Collected data
==========

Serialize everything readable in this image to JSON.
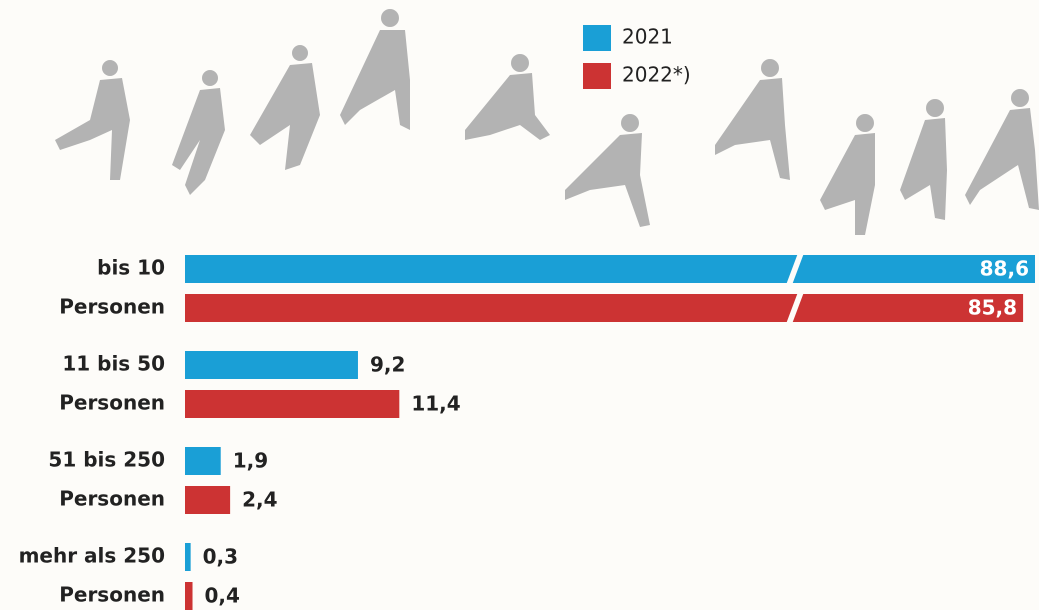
{
  "chart_data": {
    "type": "bar",
    "orientation": "horizontal",
    "categories": [
      [
        "bis 10",
        "Personen"
      ],
      [
        "11 bis 50",
        "Personen"
      ],
      [
        "51 bis 250",
        "Personen"
      ],
      [
        "mehr als 250",
        "Personen"
      ]
    ],
    "series": [
      {
        "name": "2021",
        "color": "#1a9fd6",
        "values": [
          88.6,
          9.2,
          1.9,
          0.3
        ],
        "value_labels": [
          "88,6",
          "9,2",
          "1,9",
          "0,3"
        ]
      },
      {
        "name": "2022*)",
        "color": "#cc3333",
        "values": [
          85.8,
          11.4,
          2.4,
          0.4
        ],
        "value_labels": [
          "85,8",
          "11,4",
          "2,4",
          "0,4"
        ]
      }
    ]
  }
}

==========

**SET PROBLEM:** Drop the pictures and reproduce the rest of the entries above exactly.

**WORKED ANSWER:**
Serialize everything readable in this image to JSON.
{
  "chart_data": {
    "type": "bar",
    "orientation": "horizontal",
    "categories": [
      [
        "bis 10",
        "Personen"
      ],
      [
        "11 bis 50",
        "Personen"
      ],
      [
        "51 bis 250",
        "Personen"
      ],
      [
        "mehr als 250",
        "Personen"
      ]
    ],
    "series": [
      {
        "name": "2021",
        "color": "#1a9fd6",
        "values": [
          88.6,
          9.2,
          1.9,
          0.3
        ],
        "value_labels": [
          "88,6",
          "9,2",
          "1,9",
          "0,3"
        ]
      },
      {
        "name": "2022*)",
        "color": "#cc3333",
        "values": [
          85.8,
          11.4,
          2.4,
          0.4
        ],
        "value_labels": [
          "85,8",
          "11,4",
          "2,4",
          "0,4"
        ]
      }
    ]
  }
}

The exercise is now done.